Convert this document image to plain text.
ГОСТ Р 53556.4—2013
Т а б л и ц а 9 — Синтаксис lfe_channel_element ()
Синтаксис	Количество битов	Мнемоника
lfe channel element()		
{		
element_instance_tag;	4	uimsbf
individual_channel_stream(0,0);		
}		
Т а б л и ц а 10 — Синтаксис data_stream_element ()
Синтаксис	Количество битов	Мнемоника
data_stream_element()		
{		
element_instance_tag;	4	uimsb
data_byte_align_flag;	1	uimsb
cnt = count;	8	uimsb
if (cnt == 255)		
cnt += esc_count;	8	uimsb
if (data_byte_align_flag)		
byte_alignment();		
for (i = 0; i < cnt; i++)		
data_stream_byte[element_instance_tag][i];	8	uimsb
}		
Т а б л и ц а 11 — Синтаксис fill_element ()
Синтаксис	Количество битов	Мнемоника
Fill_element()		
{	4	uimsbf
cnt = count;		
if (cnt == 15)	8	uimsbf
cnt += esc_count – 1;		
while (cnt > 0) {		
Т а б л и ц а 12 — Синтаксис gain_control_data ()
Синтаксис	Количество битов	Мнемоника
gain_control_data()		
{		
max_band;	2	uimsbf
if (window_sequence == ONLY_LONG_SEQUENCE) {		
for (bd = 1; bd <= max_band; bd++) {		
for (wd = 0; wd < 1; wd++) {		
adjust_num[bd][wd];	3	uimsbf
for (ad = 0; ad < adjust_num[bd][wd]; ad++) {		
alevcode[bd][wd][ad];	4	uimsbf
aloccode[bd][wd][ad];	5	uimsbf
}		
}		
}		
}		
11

****

• Objective
Return all of the entries exactly as they were supplied.

• Exercise response
Convert this document image to plain text.
ГОСТ Р 53556.4—2013
Т а б л и ц а 9 — Синтаксис lfe_channel_element ()
Синтаксис	Количество битов	Мнемоника
lfe channel element()		
{		
element_instance_tag;	4	uimsbf
individual_channel_stream(0,0);		
}		
Т а б л и ц а 10 — Синтаксис data_stream_element ()
Синтаксис	Количество битов	Мнемоника
data_stream_element()		
{		
element_instance_tag;	4	uimsb
data_byte_align_flag;	1	uimsb
cnt = count;	8	uimsb
if (cnt == 255)		
cnt += esc_count;	8	uimsb
if (data_byte_align_flag)		
byte_alignment();		
for (i = 0; i < cnt; i++)		
data_stream_byte[element_instance_tag][i];	8	uimsb
}		
Т а б л и ц а 11 — Синтаксис fill_element ()
Синтаксис	Количество битов	Мнемоника
Fill_element()		
{	4	uimsbf
cnt = count;		
if (cnt == 15)	8	uimsbf
cnt += esc_count – 1;		
while (cnt > 0) {		
Т а б л и ц а 12 — Синтаксис gain_control_data ()
Синтаксис	Количество битов	Мнемоника
gain_control_data()		
{		
max_band;	2	uimsbf
if (window_sequence == ONLY_LONG_SEQUENCE) {		
for (bd = 1; bd <= max_band; bd++) {		
for (wd = 0; wd < 1; wd++) {		
adjust_num[bd][wd];	3	uimsbf
for (ad = 0; ad < adjust_num[bd][wd]; ad++) {		
alevcode[bd][wd][ad];	4	uimsbf
aloccode[bd][wd][ad];	5	uimsbf
}		
}		
}		
}		
11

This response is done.